> [What you have to do]
The listing must be reproduced in full, exactly as it stands.

> [The records]
BEGIN
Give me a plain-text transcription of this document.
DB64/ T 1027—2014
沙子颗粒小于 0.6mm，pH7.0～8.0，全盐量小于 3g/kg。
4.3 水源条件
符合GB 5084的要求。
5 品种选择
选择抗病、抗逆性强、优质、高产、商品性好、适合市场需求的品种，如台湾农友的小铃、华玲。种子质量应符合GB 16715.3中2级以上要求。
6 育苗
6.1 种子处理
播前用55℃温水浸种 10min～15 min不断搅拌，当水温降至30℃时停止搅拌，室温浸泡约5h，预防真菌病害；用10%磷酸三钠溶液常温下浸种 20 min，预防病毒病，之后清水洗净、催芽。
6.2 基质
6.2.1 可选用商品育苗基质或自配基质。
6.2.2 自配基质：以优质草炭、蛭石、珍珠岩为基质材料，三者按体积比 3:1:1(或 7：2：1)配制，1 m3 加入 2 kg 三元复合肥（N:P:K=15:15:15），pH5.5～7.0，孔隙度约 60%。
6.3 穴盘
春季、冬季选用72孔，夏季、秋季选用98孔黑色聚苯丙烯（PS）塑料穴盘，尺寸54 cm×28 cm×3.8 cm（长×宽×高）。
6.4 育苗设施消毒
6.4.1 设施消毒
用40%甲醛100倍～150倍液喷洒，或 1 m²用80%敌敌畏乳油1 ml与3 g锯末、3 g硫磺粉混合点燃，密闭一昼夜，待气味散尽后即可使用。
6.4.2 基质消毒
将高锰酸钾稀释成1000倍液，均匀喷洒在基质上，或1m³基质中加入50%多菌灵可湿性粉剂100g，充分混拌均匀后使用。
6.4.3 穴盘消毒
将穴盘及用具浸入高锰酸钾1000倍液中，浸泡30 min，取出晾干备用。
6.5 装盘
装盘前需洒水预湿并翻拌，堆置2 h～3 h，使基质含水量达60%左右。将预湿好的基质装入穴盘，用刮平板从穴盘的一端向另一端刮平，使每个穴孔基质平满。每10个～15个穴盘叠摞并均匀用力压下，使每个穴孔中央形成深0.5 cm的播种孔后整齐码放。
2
END
> [Result below]
Give me a plain-text transcription of this document.
DB64/ T 1027—2014
沙子颗粒小于 0.6mm，pH7.0～8.0，全盐量小于 3g/kg。
4.3 水源条件
符合GB 5084的要求。
5 品种选择
选择抗病、抗逆性强、优质、高产、商品性好、适合市场需求的品种，如台湾农友的小铃、华玲。种子质量应符合GB 16715.3中2级以上要求。
6 育苗
6.1 种子处理
播前用55℃温水浸种 10min～15 min不断搅拌，当水温降至30℃时停止搅拌，室温浸泡约5h，预防真菌病害；用10%磷酸三钠溶液常温下浸种 20 min，预防病毒病，之后清水洗净、催芽。
6.2 基质
6.2.1 可选用商品育苗基质或自配基质。
6.2.2 自配基质：以优质草炭、蛭石、珍珠岩为基质材料，三者按体积比 3:1:1(或 7：2：1)配制，1 m3 加入 2 kg 三元复合肥（N:P:K=15:15:15），pH5.5～7.0，孔隙度约 60%。
6.3 穴盘
春季、冬季选用72孔，夏季、秋季选用98孔黑色聚苯丙烯（PS）塑料穴盘，尺寸54 cm×28 cm×3.8 cm（长×宽×高）。
6.4 育苗设施消毒
6.4.1 设施消毒
用40%甲醛100倍～150倍液喷洒，或 1 m²用80%敌敌畏乳油1 ml与3 g锯末、3 g硫磺粉混合点燃，密闭一昼夜，待气味散尽后即可使用。
6.4.2 基质消毒
将高锰酸钾稀释成1000倍液，均匀喷洒在基质上，或1m³基质中加入50%多菌灵可湿性粉剂100g，充分混拌均匀后使用。
6.4.3 穴盘消毒
将穴盘及用具浸入高锰酸钾1000倍液中，浸泡30 min，取出晾干备用。
6.5 装盘
装盘前需洒水预湿并翻拌，堆置2 h～3 h，使基质含水量达60%左右。将预湿好的基质装入穴盘，用刮平板从穴盘的一端向另一端刮平，使每个穴孔基质平满。每10个～15个穴盘叠摞并均匀用力压下，使每个穴孔中央形成深0.5 cm的播种孔后整齐码放。
2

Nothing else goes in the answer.